Do this:
Your task is to output the listing word for word, with pictures excluded.
-------- Provided entries --------
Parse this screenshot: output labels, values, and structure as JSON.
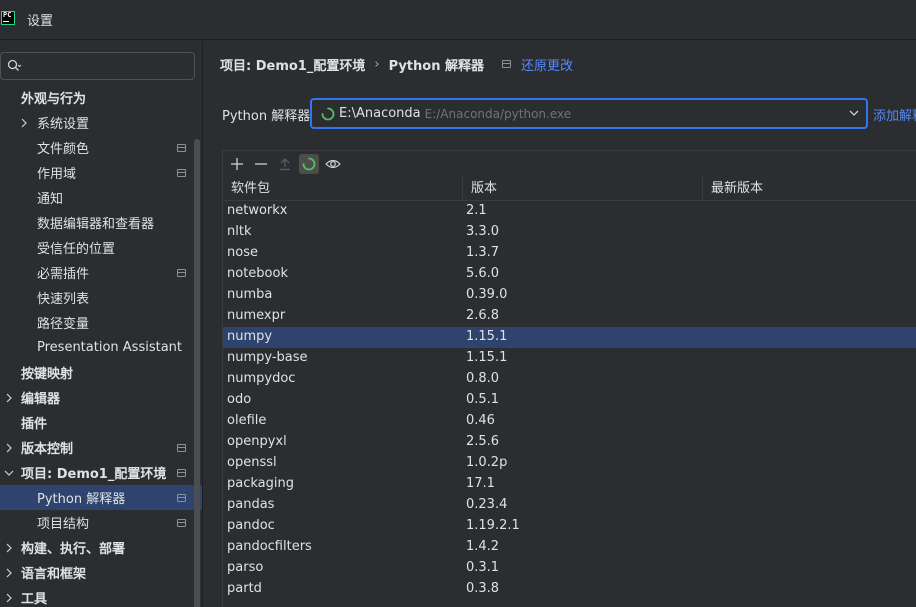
{
  "window": {
    "title": "设置",
    "logo_text": "PC"
  },
  "sidebar": {
    "search_placeholder": "",
    "items": [
      {
        "label": "外观与行为",
        "bold": true,
        "expandable": false,
        "indent": 1,
        "pin": false
      },
      {
        "label": "系统设置",
        "bold": false,
        "expandable": true,
        "indent": 2,
        "pin": false
      },
      {
        "label": "文件颜色",
        "bold": false,
        "expandable": false,
        "indent": 2,
        "pin": true
      },
      {
        "label": "作用域",
        "bold": false,
        "expandable": false,
        "indent": 2,
        "pin": true
      },
      {
        "label": "通知",
        "bold": false,
        "expandable": false,
        "indent": 2,
        "pin": false
      },
      {
        "label": "数据编辑器和查看器",
        "bold": false,
        "expandable": false,
        "indent": 2,
        "pin": false
      },
      {
        "label": "受信任的位置",
        "bold": false,
        "expandable": false,
        "indent": 2,
        "pin": false
      },
      {
        "label": "必需插件",
        "bold": false,
        "expandable": false,
        "indent": 2,
        "pin": true
      },
      {
        "label": "快速列表",
        "bold": false,
        "expandable": false,
        "indent": 2,
        "pin": false
      },
      {
        "label": "路径变量",
        "bold": false,
        "expandable": false,
        "indent": 2,
        "pin": false
      },
      {
        "label": "Presentation Assistant",
        "bold": false,
        "expandable": false,
        "indent": 2,
        "pin": false
      },
      {
        "label": "按键映射",
        "bold": true,
        "expandable": false,
        "indent": 1,
        "pin": false
      },
      {
        "label": "编辑器",
        "bold": true,
        "expandable": true,
        "indent": 1,
        "pin": false
      },
      {
        "label": "插件",
        "bold": true,
        "expandable": false,
        "indent": 1,
        "pin": false
      },
      {
        "label": "版本控制",
        "bold": true,
        "expandable": true,
        "indent": 1,
        "pin": true
      },
      {
        "label": "项目: Demo1_配置环境",
        "bold": true,
        "expandable": true,
        "expanded": true,
        "indent": 1,
        "pin": true
      },
      {
        "label": "Python 解释器",
        "bold": false,
        "expandable": false,
        "indent": 2,
        "pin": true,
        "selected": true
      },
      {
        "label": "项目结构",
        "bold": false,
        "expandable": false,
        "indent": 2,
        "pin": true
      },
      {
        "label": "构建、执行、部署",
        "bold": true,
        "expandable": true,
        "indent": 1,
        "pin": false
      },
      {
        "label": "语言和框架",
        "bold": true,
        "expandable": true,
        "indent": 1,
        "pin": false
      },
      {
        "label": "工具",
        "bold": true,
        "expandable": true,
        "indent": 1,
        "pin": false
      }
    ]
  },
  "main": {
    "breadcrumb": {
      "project": "项目: Demo1_配置环境",
      "separator": "›",
      "page": "Python 解释器",
      "reset_label": "还原更改"
    },
    "interpreter": {
      "label": "Python 解释器:",
      "name": "E:\\Anaconda",
      "path": "E:/Anaconda/python.exe",
      "add_label": "添加解释器"
    },
    "packages": {
      "columns": [
        "软件包",
        "版本",
        "最新版本"
      ],
      "rows": [
        {
          "name": "networkx",
          "version": "2.1"
        },
        {
          "name": "nltk",
          "version": "3.3.0"
        },
        {
          "name": "nose",
          "version": "1.3.7"
        },
        {
          "name": "notebook",
          "version": "5.6.0"
        },
        {
          "name": "numba",
          "version": "0.39.0"
        },
        {
          "name": "numexpr",
          "version": "2.6.8"
        },
        {
          "name": "numpy",
          "version": "1.15.1",
          "selected": true
        },
        {
          "name": "numpy-base",
          "version": "1.15.1"
        },
        {
          "name": "numpydoc",
          "version": "0.8.0"
        },
        {
          "name": "odo",
          "version": "0.5.1"
        },
        {
          "name": "olefile",
          "version": "0.46"
        },
        {
          "name": "openpyxl",
          "version": "2.5.6"
        },
        {
          "name": "openssl",
          "version": "1.0.2p"
        },
        {
          "name": "packaging",
          "version": "17.1"
        },
        {
          "name": "pandas",
          "version": "0.23.4"
        },
        {
          "name": "pandoc",
          "version": "1.19.2.1"
        },
        {
          "name": "pandocfilters",
          "version": "1.4.2"
        },
        {
          "name": "parso",
          "version": "0.3.1"
        },
        {
          "name": "partd",
          "version": "0.3.8"
        }
      ]
    }
  },
  "colors": {
    "background": "#2b2d30",
    "selection": "#2e436e",
    "accent": "#3574f0",
    "link": "#548af7",
    "text": "#dfe1e5",
    "muted": "#6f737a"
  }
}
--------
Exercise answer:
Parse this screenshot: output labels, values, and structure as JSON.
{
  "window": {
    "title": "设置",
    "logo_text": "PC"
  },
  "sidebar": {
    "search_placeholder": "",
    "items": [
      {
        "label": "外观与行为",
        "bold": true,
        "expandable": false,
        "indent": 1,
        "pin": false
      },
      {
        "label": "系统设置",
        "bold": false,
        "expandable": true,
        "indent": 2,
        "pin": false
      },
      {
        "label": "文件颜色",
        "bold": false,
        "expandable": false,
        "indent": 2,
        "pin": true
      },
      {
        "label": "作用域",
        "bold": false,
        "expandable": false,
        "indent": 2,
        "pin": true
      },
      {
        "label": "通知",
        "bold": false,
        "expandable": false,
        "indent": 2,
        "pin": false
      },
      {
        "label": "数据编辑器和查看器",
        "bold": false,
        "expandable": false,
        "indent": 2,
        "pin": false
      },
      {
        "label": "受信任的位置",
        "bold": false,
        "expandable": false,
        "indent": 2,
        "pin": false
      },
      {
        "label": "必需插件",
        "bold": false,
        "expandable": false,
        "indent": 2,
        "pin": true
      },
      {
        "label": "快速列表",
        "bold": false,
        "expandable": false,
        "indent": 2,
        "pin": false
      },
      {
        "label": "路径变量",
        "bold": false,
        "expandable": false,
        "indent": 2,
        "pin": false
      },
      {
        "label": "Presentation Assistant",
        "bold": false,
        "expandable": false,
        "indent": 2,
        "pin": false
      },
      {
        "label": "按键映射",
        "bold": true,
        "expandable": false,
        "indent": 1,
        "pin": false
      },
      {
        "label": "编辑器",
        "bold": true,
        "expandable": true,
        "indent": 1,
        "pin": false
      },
      {
        "label": "插件",
        "bold": true,
        "expandable": false,
        "indent": 1,
        "pin": false
      },
      {
        "label": "版本控制",
        "bold": true,
        "expandable": true,
        "indent": 1,
        "pin": true
      },
      {
        "label": "项目: Demo1_配置环境",
        "bold": true,
        "expandable": true,
        "expanded": true,
        "indent": 1,
        "pin": true
      },
      {
        "label": "Python 解释器",
        "bold": false,
        "expandable": false,
        "indent": 2,
        "pin": true,
        "selected": true
      },
      {
        "label": "项目结构",
        "bold": false,
        "expandable": false,
        "indent": 2,
        "pin": true
      },
      {
        "label": "构建、执行、部署",
        "bold": true,
        "expandable": true,
        "indent": 1,
        "pin": false
      },
      {
        "label": "语言和框架",
        "bold": true,
        "expandable": true,
        "indent": 1,
        "pin": false
      },
      {
        "label": "工具",
        "bold": true,
        "expandable": true,
        "indent": 1,
        "pin": false
      }
    ]
  },
  "main": {
    "breadcrumb": {
      "project": "项目: Demo1_配置环境",
      "separator": "›",
      "page": "Python 解释器",
      "reset_label": "还原更改"
    },
    "interpreter": {
      "label": "Python 解释器:",
      "name": "E:\\Anaconda",
      "path": "E:/Anaconda/python.exe",
      "add_label": "添加解释器"
    },
    "packages": {
      "columns": [
        "软件包",
        "版本",
        "最新版本"
      ],
      "rows": [
        {
          "name": "networkx",
          "version": "2.1"
        },
        {
          "name": "nltk",
          "version": "3.3.0"
        },
        {
          "name": "nose",
          "version": "1.3.7"
        },
        {
          "name": "notebook",
          "version": "5.6.0"
        },
        {
          "name": "numba",
          "version": "0.39.0"
        },
        {
          "name": "numexpr",
          "version": "2.6.8"
        },
        {
          "name": "numpy",
          "version": "1.15.1",
          "selected": true
        },
        {
          "name": "numpy-base",
          "version": "1.15.1"
        },
        {
          "name": "numpydoc",
          "version": "0.8.0"
        },
        {
          "name": "odo",
          "version": "0.5.1"
        },
        {
          "name": "olefile",
          "version": "0.46"
        },
        {
          "name": "openpyxl",
          "version": "2.5.6"
        },
        {
          "name": "openssl",
          "version": "1.0.2p"
        },
        {
          "name": "packaging",
          "version": "17.1"
        },
        {
          "name": "pandas",
          "version": "0.23.4"
        },
        {
          "name": "pandoc",
          "version": "1.19.2.1"
        },
        {
          "name": "pandocfilters",
          "version": "1.4.2"
        },
        {
          "name": "parso",
          "version": "0.3.1"
        },
        {
          "name": "partd",
          "version": "0.3.8"
        }
      ]
    }
  },
  "colors": {
    "background": "#2b2d30",
    "selection": "#2e436e",
    "accent": "#3574f0",
    "link": "#548af7",
    "text": "#dfe1e5",
    "muted": "#6f737a"
  }
}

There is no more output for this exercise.